Data for the task:
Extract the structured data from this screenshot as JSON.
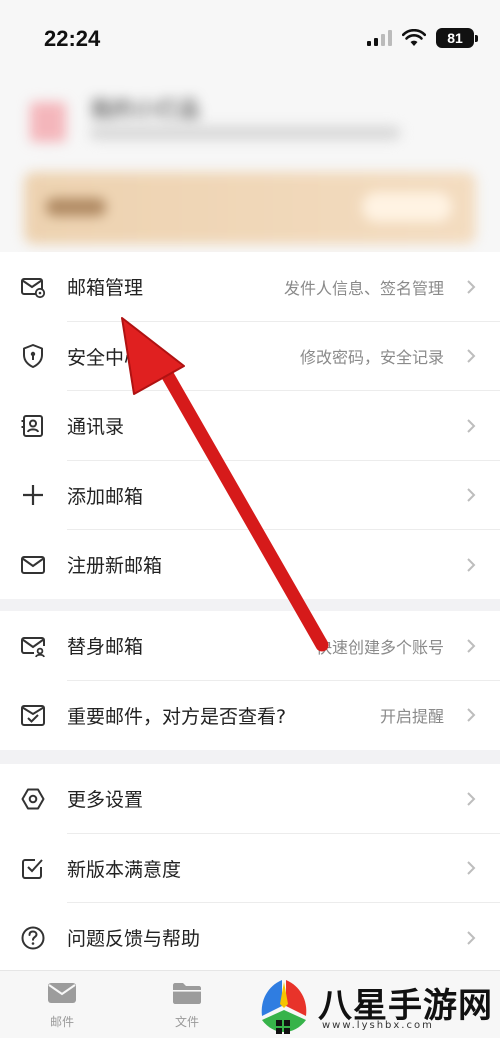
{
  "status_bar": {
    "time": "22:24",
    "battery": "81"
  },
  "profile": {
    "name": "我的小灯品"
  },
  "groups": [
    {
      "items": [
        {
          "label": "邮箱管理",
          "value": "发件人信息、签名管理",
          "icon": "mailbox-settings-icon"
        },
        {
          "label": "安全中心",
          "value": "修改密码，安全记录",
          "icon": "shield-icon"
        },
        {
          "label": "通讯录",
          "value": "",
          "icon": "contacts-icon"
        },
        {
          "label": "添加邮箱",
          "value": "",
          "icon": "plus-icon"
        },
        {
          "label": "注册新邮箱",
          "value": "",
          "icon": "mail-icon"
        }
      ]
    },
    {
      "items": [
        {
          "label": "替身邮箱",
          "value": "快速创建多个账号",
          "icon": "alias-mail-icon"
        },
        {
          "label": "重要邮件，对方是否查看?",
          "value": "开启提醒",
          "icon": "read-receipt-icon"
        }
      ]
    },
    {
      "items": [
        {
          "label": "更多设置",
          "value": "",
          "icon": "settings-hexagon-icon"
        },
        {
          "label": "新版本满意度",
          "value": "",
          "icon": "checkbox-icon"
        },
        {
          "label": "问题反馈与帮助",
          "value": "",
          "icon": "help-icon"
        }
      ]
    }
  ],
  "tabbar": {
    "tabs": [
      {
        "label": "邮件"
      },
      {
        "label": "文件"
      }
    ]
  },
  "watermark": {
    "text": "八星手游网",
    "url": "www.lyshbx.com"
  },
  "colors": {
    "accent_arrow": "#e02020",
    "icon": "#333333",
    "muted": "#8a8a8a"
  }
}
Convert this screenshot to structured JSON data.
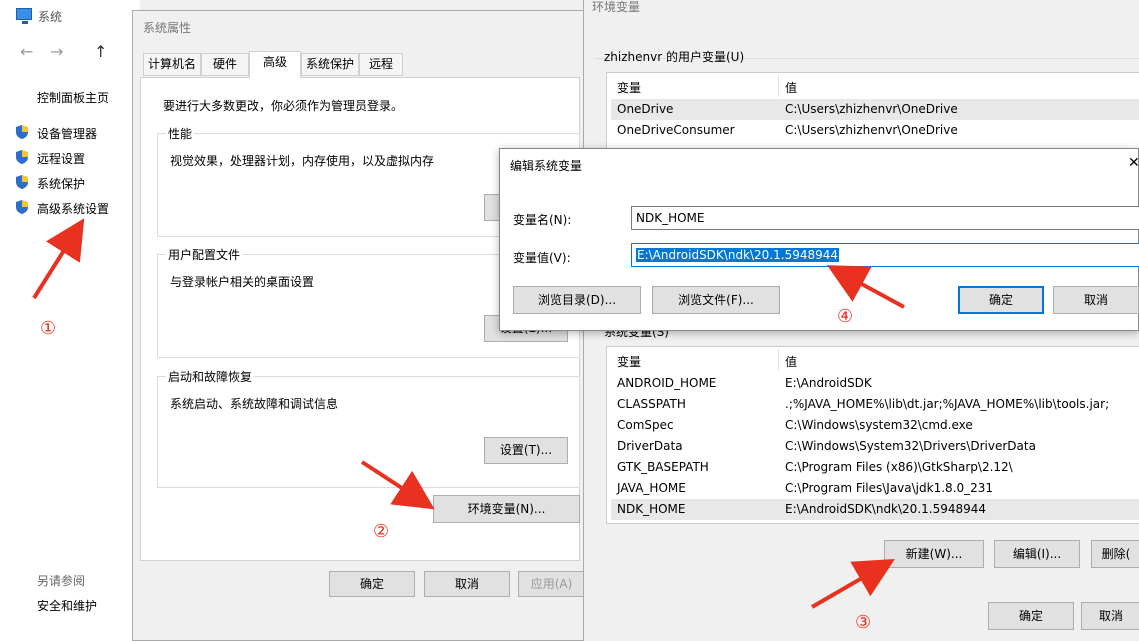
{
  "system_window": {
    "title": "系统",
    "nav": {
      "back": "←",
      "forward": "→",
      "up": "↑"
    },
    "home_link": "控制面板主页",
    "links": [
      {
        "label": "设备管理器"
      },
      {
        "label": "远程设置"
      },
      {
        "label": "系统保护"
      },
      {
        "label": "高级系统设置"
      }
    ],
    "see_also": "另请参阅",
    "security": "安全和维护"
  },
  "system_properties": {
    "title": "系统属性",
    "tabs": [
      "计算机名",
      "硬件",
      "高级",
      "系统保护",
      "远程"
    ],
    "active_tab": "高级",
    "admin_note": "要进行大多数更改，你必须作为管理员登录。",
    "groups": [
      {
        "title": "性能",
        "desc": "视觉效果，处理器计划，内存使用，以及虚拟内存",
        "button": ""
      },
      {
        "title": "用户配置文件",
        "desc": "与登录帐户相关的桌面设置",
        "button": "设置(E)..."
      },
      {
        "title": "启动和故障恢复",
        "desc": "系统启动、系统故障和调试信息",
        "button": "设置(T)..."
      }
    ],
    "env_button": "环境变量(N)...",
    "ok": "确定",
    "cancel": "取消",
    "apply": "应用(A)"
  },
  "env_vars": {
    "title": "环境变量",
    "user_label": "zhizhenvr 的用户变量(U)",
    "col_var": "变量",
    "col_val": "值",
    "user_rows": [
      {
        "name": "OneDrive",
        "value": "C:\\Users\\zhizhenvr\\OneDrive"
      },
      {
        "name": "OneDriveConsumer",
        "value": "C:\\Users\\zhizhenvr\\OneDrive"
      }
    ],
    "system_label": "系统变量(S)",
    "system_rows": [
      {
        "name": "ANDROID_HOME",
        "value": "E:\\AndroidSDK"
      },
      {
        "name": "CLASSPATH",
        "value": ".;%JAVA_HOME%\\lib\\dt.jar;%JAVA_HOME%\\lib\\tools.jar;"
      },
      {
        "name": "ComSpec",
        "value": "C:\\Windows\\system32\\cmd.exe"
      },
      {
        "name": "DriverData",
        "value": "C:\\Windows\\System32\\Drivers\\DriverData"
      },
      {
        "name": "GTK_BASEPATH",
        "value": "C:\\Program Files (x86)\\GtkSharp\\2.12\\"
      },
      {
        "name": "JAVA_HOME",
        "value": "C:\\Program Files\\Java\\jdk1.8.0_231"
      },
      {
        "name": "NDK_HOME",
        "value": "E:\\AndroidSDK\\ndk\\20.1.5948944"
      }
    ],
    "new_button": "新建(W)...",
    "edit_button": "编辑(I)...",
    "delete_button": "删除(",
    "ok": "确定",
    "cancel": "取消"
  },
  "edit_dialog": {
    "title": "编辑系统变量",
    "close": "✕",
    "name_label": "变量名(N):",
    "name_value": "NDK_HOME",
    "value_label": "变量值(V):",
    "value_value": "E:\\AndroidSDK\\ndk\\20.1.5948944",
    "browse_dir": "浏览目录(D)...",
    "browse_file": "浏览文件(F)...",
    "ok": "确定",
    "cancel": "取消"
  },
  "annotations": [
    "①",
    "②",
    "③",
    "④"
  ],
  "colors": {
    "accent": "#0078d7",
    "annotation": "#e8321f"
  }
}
...
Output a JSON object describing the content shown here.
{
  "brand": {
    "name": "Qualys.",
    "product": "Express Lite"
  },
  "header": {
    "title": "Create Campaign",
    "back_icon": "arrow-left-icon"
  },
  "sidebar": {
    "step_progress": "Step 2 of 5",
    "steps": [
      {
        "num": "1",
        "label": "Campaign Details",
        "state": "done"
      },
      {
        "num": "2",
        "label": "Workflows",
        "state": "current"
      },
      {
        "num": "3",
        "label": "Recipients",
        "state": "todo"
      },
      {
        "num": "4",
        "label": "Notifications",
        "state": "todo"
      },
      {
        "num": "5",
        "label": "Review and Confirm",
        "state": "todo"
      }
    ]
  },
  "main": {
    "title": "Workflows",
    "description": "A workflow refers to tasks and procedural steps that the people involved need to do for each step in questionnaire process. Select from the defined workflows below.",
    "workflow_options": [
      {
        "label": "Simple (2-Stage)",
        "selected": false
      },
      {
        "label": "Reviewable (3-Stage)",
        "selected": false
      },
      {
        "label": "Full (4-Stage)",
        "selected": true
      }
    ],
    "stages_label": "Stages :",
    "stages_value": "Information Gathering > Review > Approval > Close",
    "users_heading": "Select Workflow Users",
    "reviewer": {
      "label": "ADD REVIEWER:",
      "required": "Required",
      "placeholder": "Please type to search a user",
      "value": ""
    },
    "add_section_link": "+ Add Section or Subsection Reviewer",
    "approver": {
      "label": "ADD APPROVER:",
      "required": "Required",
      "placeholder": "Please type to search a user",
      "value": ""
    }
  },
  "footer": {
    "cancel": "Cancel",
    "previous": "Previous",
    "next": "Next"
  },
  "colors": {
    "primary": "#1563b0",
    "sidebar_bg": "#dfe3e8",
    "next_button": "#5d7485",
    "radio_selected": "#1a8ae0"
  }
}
* * *
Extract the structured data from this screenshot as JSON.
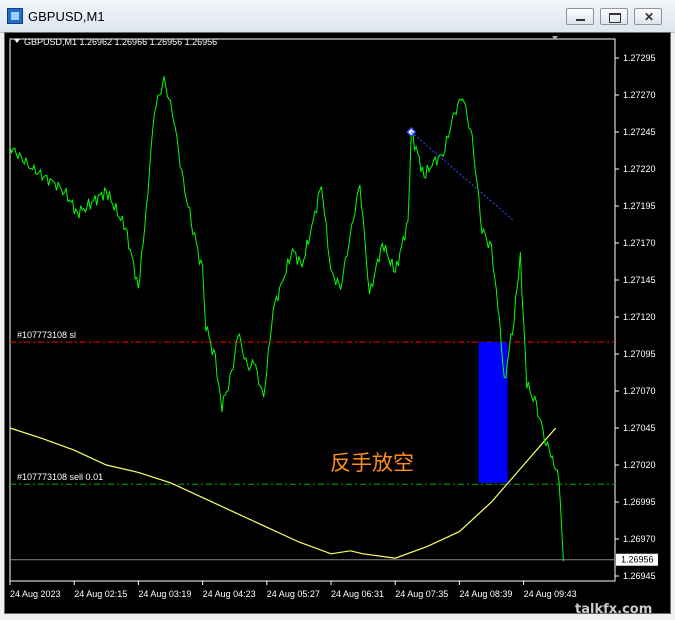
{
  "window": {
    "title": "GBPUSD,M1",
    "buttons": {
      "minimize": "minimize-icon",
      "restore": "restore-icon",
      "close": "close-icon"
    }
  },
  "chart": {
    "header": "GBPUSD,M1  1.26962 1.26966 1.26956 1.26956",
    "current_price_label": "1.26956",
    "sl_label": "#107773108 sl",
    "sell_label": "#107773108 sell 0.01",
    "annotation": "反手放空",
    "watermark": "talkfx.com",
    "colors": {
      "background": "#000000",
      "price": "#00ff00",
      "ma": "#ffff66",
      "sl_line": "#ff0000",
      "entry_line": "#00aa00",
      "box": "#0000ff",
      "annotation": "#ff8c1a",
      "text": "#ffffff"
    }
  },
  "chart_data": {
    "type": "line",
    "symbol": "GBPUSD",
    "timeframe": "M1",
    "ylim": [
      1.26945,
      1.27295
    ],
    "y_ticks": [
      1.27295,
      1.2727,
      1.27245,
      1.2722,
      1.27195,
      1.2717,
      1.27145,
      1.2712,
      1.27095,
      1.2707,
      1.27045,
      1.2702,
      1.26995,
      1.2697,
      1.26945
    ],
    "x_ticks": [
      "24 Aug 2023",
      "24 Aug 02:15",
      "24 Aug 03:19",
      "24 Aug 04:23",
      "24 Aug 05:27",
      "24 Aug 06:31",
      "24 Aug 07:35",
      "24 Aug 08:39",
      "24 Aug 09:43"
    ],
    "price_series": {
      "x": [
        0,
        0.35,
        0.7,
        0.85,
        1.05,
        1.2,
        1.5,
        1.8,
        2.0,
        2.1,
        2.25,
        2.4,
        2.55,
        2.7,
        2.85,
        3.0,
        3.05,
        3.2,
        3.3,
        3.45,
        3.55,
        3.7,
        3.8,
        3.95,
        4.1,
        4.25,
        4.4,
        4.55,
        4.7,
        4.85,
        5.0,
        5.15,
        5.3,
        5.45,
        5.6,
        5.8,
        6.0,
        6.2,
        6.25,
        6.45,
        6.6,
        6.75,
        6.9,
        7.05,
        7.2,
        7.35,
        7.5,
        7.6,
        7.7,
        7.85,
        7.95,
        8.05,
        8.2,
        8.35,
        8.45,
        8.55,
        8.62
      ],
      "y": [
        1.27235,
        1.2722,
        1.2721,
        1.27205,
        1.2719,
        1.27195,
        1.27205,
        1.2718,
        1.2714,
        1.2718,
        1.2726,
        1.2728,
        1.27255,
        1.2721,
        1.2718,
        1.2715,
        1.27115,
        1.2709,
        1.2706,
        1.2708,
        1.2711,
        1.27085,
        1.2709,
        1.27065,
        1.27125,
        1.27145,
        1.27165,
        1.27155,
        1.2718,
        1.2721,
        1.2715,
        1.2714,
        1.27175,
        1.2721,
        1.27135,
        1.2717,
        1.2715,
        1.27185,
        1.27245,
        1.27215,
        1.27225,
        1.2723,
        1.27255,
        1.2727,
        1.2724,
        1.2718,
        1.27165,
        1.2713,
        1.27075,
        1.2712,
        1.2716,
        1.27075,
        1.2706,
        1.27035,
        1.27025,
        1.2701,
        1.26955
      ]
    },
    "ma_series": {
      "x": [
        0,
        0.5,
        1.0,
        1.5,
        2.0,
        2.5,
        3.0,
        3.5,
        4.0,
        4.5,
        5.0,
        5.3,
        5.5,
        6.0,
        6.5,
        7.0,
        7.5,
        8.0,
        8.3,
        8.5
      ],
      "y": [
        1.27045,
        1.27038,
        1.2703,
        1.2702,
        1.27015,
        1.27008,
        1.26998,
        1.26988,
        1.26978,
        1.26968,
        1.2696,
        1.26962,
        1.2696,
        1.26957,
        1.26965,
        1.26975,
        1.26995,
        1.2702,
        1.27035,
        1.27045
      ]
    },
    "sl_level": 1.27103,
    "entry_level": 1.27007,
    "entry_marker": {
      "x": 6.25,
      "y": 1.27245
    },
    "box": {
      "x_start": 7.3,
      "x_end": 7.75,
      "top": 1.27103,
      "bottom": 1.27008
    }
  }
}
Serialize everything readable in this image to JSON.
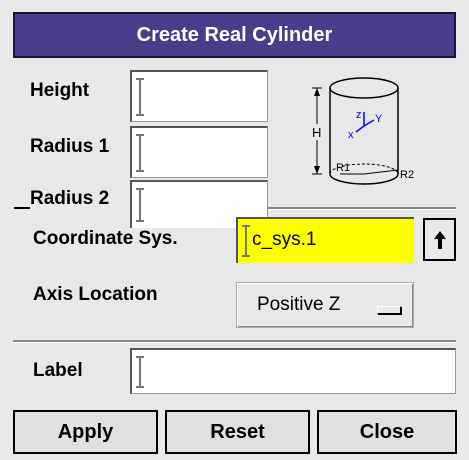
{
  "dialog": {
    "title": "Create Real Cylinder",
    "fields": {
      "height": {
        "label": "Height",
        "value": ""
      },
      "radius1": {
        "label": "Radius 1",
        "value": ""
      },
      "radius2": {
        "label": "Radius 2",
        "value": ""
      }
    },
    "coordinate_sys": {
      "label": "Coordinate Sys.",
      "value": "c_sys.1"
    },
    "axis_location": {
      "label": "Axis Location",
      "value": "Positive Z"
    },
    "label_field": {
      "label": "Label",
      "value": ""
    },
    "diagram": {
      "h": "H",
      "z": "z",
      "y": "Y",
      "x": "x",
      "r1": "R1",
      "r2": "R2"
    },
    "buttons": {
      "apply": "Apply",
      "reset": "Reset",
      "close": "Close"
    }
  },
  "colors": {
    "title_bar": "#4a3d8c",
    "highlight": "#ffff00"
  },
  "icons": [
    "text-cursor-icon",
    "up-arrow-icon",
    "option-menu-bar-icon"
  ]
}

What you are asked to do: Copy every line above in which the string "header" shows up.

Full output:
  "header": {
    "header": "GBPUSD,M1  1.26962 1.26966 1.26956 1.26956",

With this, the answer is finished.